>> BEGIN DATA PROVIDED

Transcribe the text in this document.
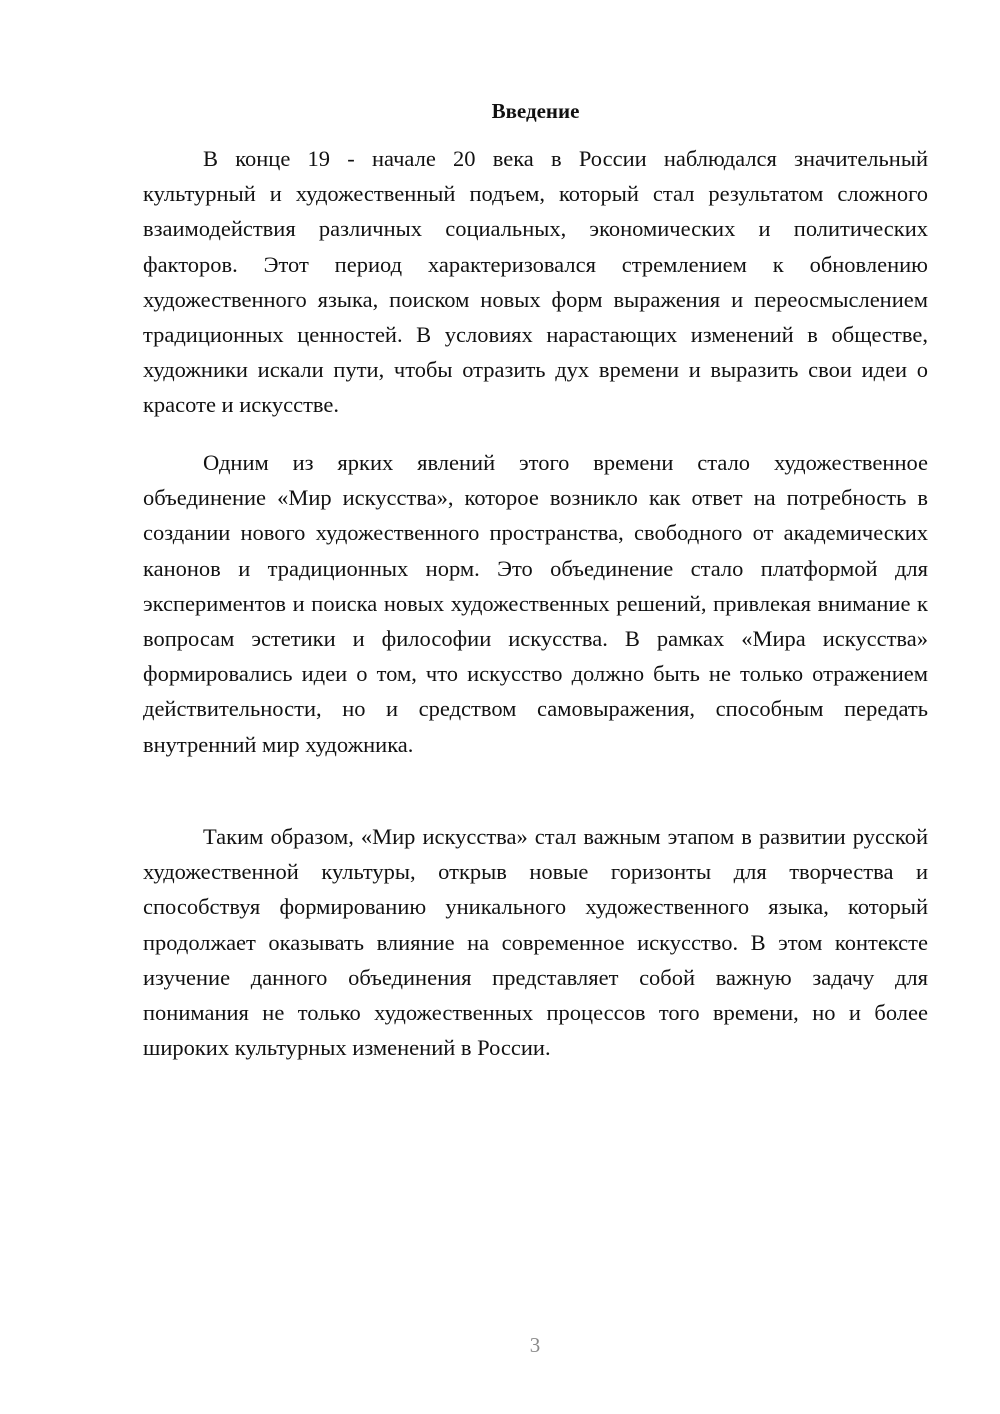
Введение

В конце 19 - начале 20 века в России наблюдался значительный культурный и художественный подъем, который стал результатом сложного взаимодействия различных социальных, экономических и политических факторов. Этот период характеризовался стремлением к обновлению художественного языка, поиском новых форм выражения и переосмыслением традиционных ценностей. В условиях нарастающих изменений в обществе, художники искали пути, чтобы отразить дух времени и выразить свои идеи о красоте и искусстве.

Одним из ярких явлений этого времени стало художественное объединение «Мир искусства», которое возникло как ответ на потребность в создании нового художественного пространства, свободного от академических канонов и традиционных норм. Это объединение стало платформой для экспериментов и поиска новых художественных решений, привлекая внимание к вопросам эстетики и философии искусства. В рамках «Мира искусства» формировались идеи о том, что искусство должно быть не только отражением действительности, но и средством самовыражения, способным передать внутренний мир художника.

Таким образом, «Мир искусства» стал важным этапом в развитии русской художественной культуры, открыв новые горизонты для творчества и способствуя формированию уникального художественного языка, который продолжает оказывать влияние на современное искусство. В этом контексте изучение данного объединения представляет собой важную задачу для понимания не только художественных процессов того времени, но и более широких культурных изменений в России.

3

>> END DATA PROVIDED

OBJECTIVE |
Retype the whole listing, keeping every line identical and omitting all pictures.

SOLUTION FOR THIS EXERCISE |
Transcribe the text in this document.
Введение

В конце 19 - начале 20 века в России наблюдался значительный культурный и художественный подъем, который стал результатом сложного взаимодействия различных социальных, экономических и политических факторов. Этот период характеризовался стремлением к обновлению художественного языка, поиском новых форм выражения и переосмыслением традиционных ценностей. В условиях нарастающих изменений в обществе, художники искали пути, чтобы отразить дух времени и выразить свои идеи о красоте и искусстве.

Одним из ярких явлений этого времени стало художественное объединение «Мир искусства», которое возникло как ответ на потребность в создании нового художественного пространства, свободного от академических канонов и традиционных норм. Это объединение стало платформой для экспериментов и поиска новых художественных решений, привлекая внимание к вопросам эстетики и философии искусства. В рамках «Мира искусства» формировались идеи о том, что искусство должно быть не только отражением действительности, но и средством самовыражения, способным передать внутренний мир художника.

Таким образом, «Мир искусства» стал важным этапом в развитии русской художественной культуры, открыв новые горизонты для творчества и способствуя формированию уникального художественного языка, который продолжает оказывать влияние на современное искусство. В этом контексте изучение данного объединения представляет собой важную задачу для понимания не только художественных процессов того времени, но и более широких культурных изменений в России.

3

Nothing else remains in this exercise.